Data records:
┄┄┄┄┄┄┄┄┄┄┄┄┄┄┄┄┄┄┄┄

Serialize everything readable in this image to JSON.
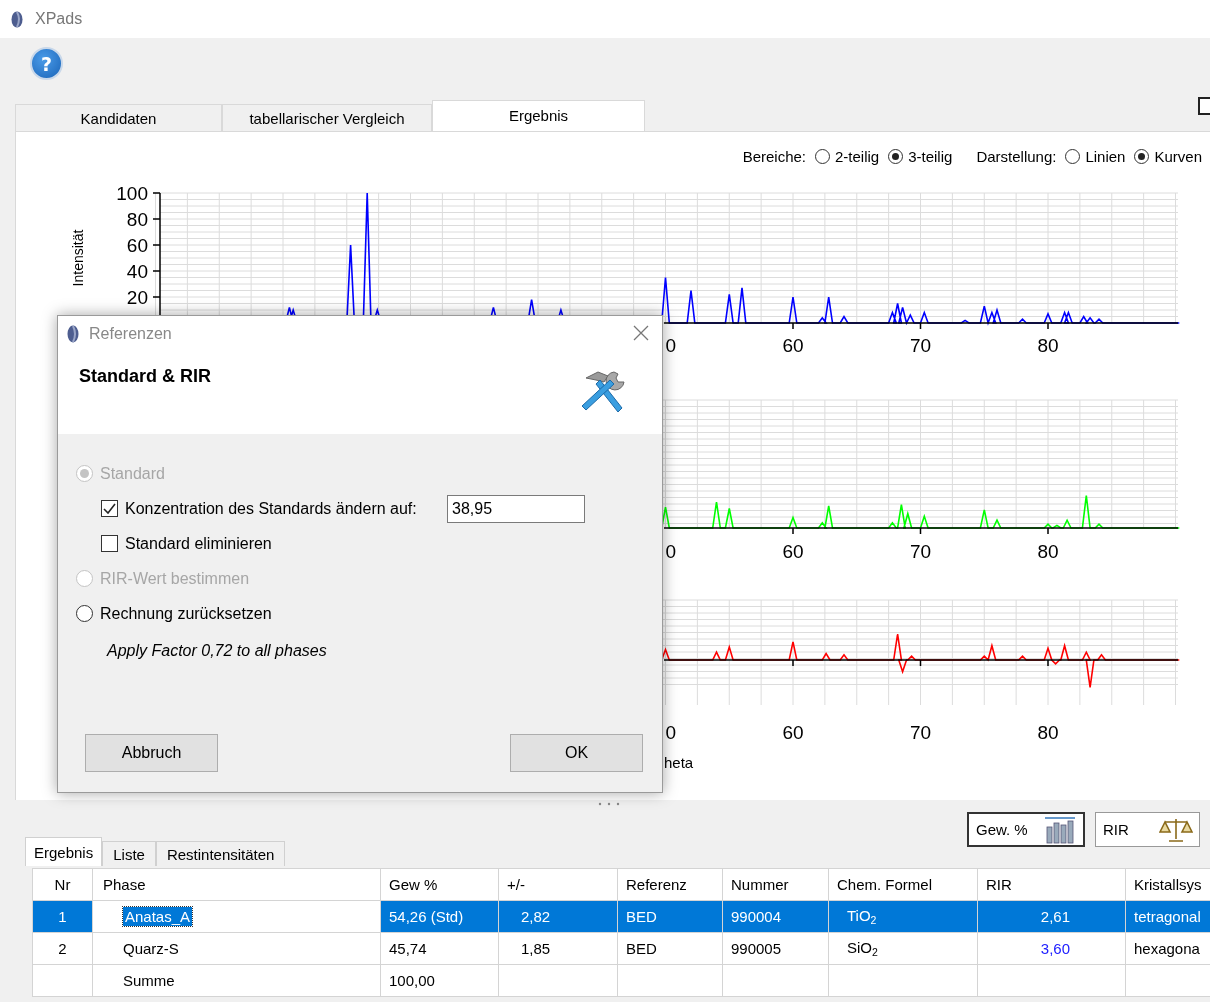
{
  "app": {
    "title": "XPads",
    "help_button": "?"
  },
  "tabs": [
    {
      "label": "Kandidaten",
      "selected": false
    },
    {
      "label": "tabellarischer Vergleich",
      "selected": false
    },
    {
      "label": "Ergebnis",
      "selected": true
    }
  ],
  "chart_options": {
    "groups": [
      {
        "label": "Bereiche:",
        "options": [
          {
            "label": "2-teilig",
            "selected": false
          },
          {
            "label": "3-teilig",
            "selected": true
          }
        ]
      },
      {
        "label": "Darstellung:",
        "options": [
          {
            "label": "Linien",
            "selected": false
          },
          {
            "label": "Kurven",
            "selected": true
          }
        ]
      }
    ]
  },
  "plots": [
    {
      "color": "#0000ff",
      "y_label": "Intensität",
      "y_ticks": [
        "100",
        "80",
        "60",
        "40",
        "20"
      ],
      "x_ticks": [
        "0",
        "60",
        "70",
        "80"
      ]
    },
    {
      "color": "#00ff00",
      "x_ticks": [
        "0",
        "60",
        "70",
        "80"
      ]
    },
    {
      "color": "#ff0000",
      "x_ticks": [
        "0",
        "60",
        "70",
        "80"
      ],
      "x_label": "heta"
    }
  ],
  "dialog": {
    "title": "Referenzen",
    "heading": "Standard & RIR",
    "options": [
      {
        "kind": "radio",
        "label": "Standard",
        "selected": true,
        "disabled": true
      },
      {
        "kind": "checkbox",
        "label": "Konzentration des Standards ändern auf:",
        "checked": true,
        "value": "38,95"
      },
      {
        "kind": "checkbox",
        "label": "Standard eliminieren",
        "checked": false
      },
      {
        "kind": "radio",
        "label": "RIR-Wert bestimmen",
        "selected": false,
        "disabled": true
      },
      {
        "kind": "radio",
        "label": "Rechnung zurücksetzen",
        "selected": false,
        "disabled": false
      },
      {
        "kind": "note",
        "label": "Apply Factor 0,72 to all phases"
      }
    ],
    "buttons": [
      "Abbruch",
      "OK"
    ]
  },
  "mode_buttons": [
    {
      "label": "Gew. %",
      "selected": true
    },
    {
      "label": "RIR",
      "selected": false
    }
  ],
  "result_tabs": [
    {
      "label": "Ergebnis",
      "selected": true
    },
    {
      "label": "Liste",
      "selected": false
    },
    {
      "label": "Restintensitäten",
      "selected": false
    }
  ],
  "table": {
    "columns": [
      "Nr",
      "Phase",
      "Gew %",
      "+/-",
      "Referenz",
      "Nummer",
      "Chem. Formel",
      "RIR",
      "Kristallsys"
    ],
    "rows": [
      {
        "selected": true,
        "cells": [
          "1",
          "Anatas_A",
          "54,26  (Std)",
          "2,82",
          "BED",
          "990004",
          "TiO$_{2}$",
          "2,61",
          "tetragonal"
        ]
      },
      {
        "selected": false,
        "rir_edited": true,
        "cells": [
          "2",
          "Quarz-S",
          "45,74",
          "1,85",
          "BED",
          "990005",
          "SiO$_{2}$",
          "3,60",
          "hexagona"
        ]
      },
      {
        "selected": false,
        "cells": [
          null,
          "Summe",
          "100,00",
          null,
          null,
          null,
          null,
          null,
          null
        ]
      }
    ]
  }
}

┄┄┄┄┄┄┄┄┄┄┄┄┄┄┄┄┄┄┄┄

:: What the task requires ::
Transcribe the records above exactly, leaving out every picture.

:: Correct response ::
Serialize everything readable in this image to JSON.
{
  "app": {
    "title": "XPads",
    "help_button": "?"
  },
  "tabs": [
    {
      "label": "Kandidaten",
      "selected": false
    },
    {
      "label": "tabellarischer Vergleich",
      "selected": false
    },
    {
      "label": "Ergebnis",
      "selected": true
    }
  ],
  "chart_options": {
    "groups": [
      {
        "label": "Bereiche:",
        "options": [
          {
            "label": "2-teilig",
            "selected": false
          },
          {
            "label": "3-teilig",
            "selected": true
          }
        ]
      },
      {
        "label": "Darstellung:",
        "options": [
          {
            "label": "Linien",
            "selected": false
          },
          {
            "label": "Kurven",
            "selected": true
          }
        ]
      }
    ]
  },
  "plots": [
    {
      "color": "#0000ff",
      "y_label": "Intensität",
      "y_ticks": [
        "100",
        "80",
        "60",
        "40",
        "20"
      ],
      "x_ticks": [
        "0",
        "60",
        "70",
        "80"
      ]
    },
    {
      "color": "#00ff00",
      "x_ticks": [
        "0",
        "60",
        "70",
        "80"
      ]
    },
    {
      "color": "#ff0000",
      "x_ticks": [
        "0",
        "60",
        "70",
        "80"
      ],
      "x_label": "heta"
    }
  ],
  "dialog": {
    "title": "Referenzen",
    "heading": "Standard & RIR",
    "options": [
      {
        "kind": "radio",
        "label": "Standard",
        "selected": true,
        "disabled": true
      },
      {
        "kind": "checkbox",
        "label": "Konzentration des Standards ändern auf:",
        "checked": true,
        "value": "38,95"
      },
      {
        "kind": "checkbox",
        "label": "Standard eliminieren",
        "checked": false
      },
      {
        "kind": "radio",
        "label": "RIR-Wert bestimmen",
        "selected": false,
        "disabled": true
      },
      {
        "kind": "radio",
        "label": "Rechnung zurücksetzen",
        "selected": false,
        "disabled": false
      },
      {
        "kind": "note",
        "label": "Apply Factor 0,72 to all phases"
      }
    ],
    "buttons": [
      "Abbruch",
      "OK"
    ]
  },
  "mode_buttons": [
    {
      "label": "Gew. %",
      "selected": true
    },
    {
      "label": "RIR",
      "selected": false
    }
  ],
  "result_tabs": [
    {
      "label": "Ergebnis",
      "selected": true
    },
    {
      "label": "Liste",
      "selected": false
    },
    {
      "label": "Restintensitäten",
      "selected": false
    }
  ],
  "table": {
    "columns": [
      "Nr",
      "Phase",
      "Gew %",
      "+/-",
      "Referenz",
      "Nummer",
      "Chem. Formel",
      "RIR",
      "Kristallsys"
    ],
    "rows": [
      {
        "selected": true,
        "cells": [
          "1",
          "Anatas_A",
          "54,26  (Std)",
          "2,82",
          "BED",
          "990004",
          "TiO$_{2}$",
          "2,61",
          "tetragonal"
        ]
      },
      {
        "selected": false,
        "rir_edited": true,
        "cells": [
          "2",
          "Quarz-S",
          "45,74",
          "1,85",
          "BED",
          "990005",
          "SiO$_{2}$",
          "3,60",
          "hexagona"
        ]
      },
      {
        "selected": false,
        "cells": [
          null,
          "Summe",
          "100,00",
          null,
          null,
          null,
          null,
          null,
          null
        ]
      }
    ]
  }
}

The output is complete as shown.